Exercise brief: Repeat every record below exactly, leaving out the pictures.

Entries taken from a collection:
———

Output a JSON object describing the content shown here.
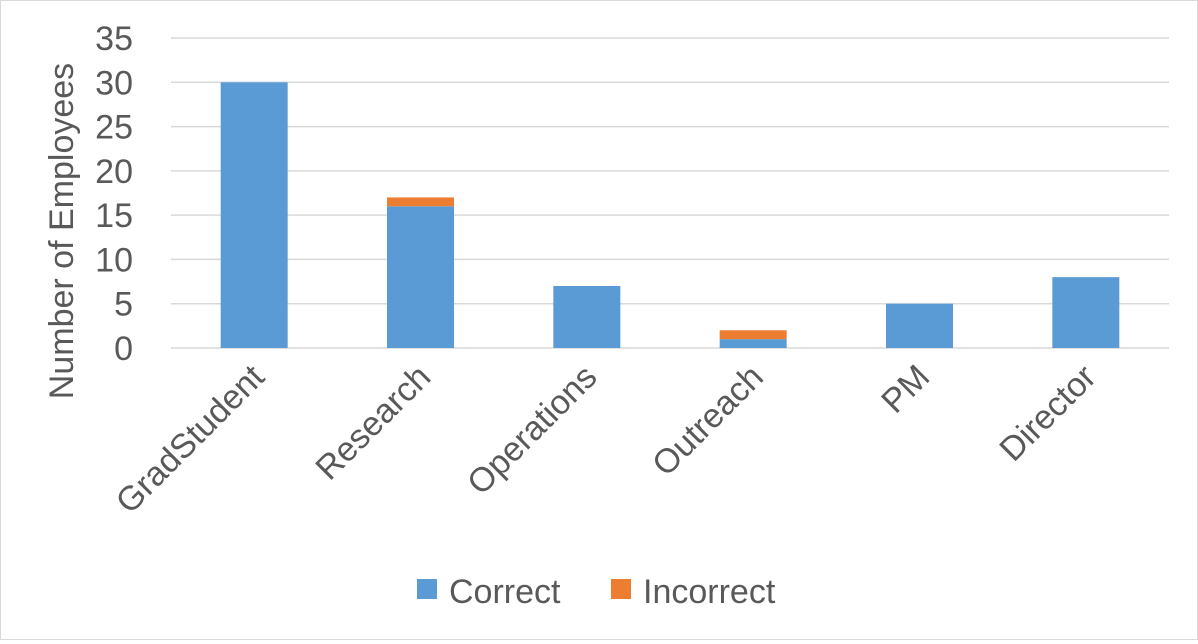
{
  "chart_data": {
    "type": "bar",
    "stacked": true,
    "title": "",
    "xlabel": "",
    "ylabel": "Number of Employees",
    "ylim": [
      0,
      35
    ],
    "yticks": [
      0,
      5,
      10,
      15,
      20,
      25,
      30,
      35
    ],
    "grid": true,
    "legend_position": "bottom",
    "categories": [
      "GradStudent",
      "Research",
      "Operations",
      "Outreach",
      "PM",
      "Director"
    ],
    "series": [
      {
        "name": "Correct",
        "color": "#5b9bd5",
        "values": [
          30,
          16,
          7,
          1,
          5,
          8
        ]
      },
      {
        "name": "Incorrect",
        "color": "#ed7d31",
        "values": [
          0,
          1,
          0,
          1,
          0,
          0
        ]
      }
    ]
  }
}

———

The output:
Output a JSON object describing the content shown here.
{
  "chart_data": {
    "type": "bar",
    "stacked": true,
    "title": "",
    "xlabel": "",
    "ylabel": "Number of Employees",
    "ylim": [
      0,
      35
    ],
    "yticks": [
      0,
      5,
      10,
      15,
      20,
      25,
      30,
      35
    ],
    "grid": true,
    "legend_position": "bottom",
    "categories": [
      "GradStudent",
      "Research",
      "Operations",
      "Outreach",
      "PM",
      "Director"
    ],
    "series": [
      {
        "name": "Correct",
        "color": "#5b9bd5",
        "values": [
          30,
          16,
          7,
          1,
          5,
          8
        ]
      },
      {
        "name": "Incorrect",
        "color": "#ed7d31",
        "values": [
          0,
          1,
          0,
          1,
          0,
          0
        ]
      }
    ]
  }
}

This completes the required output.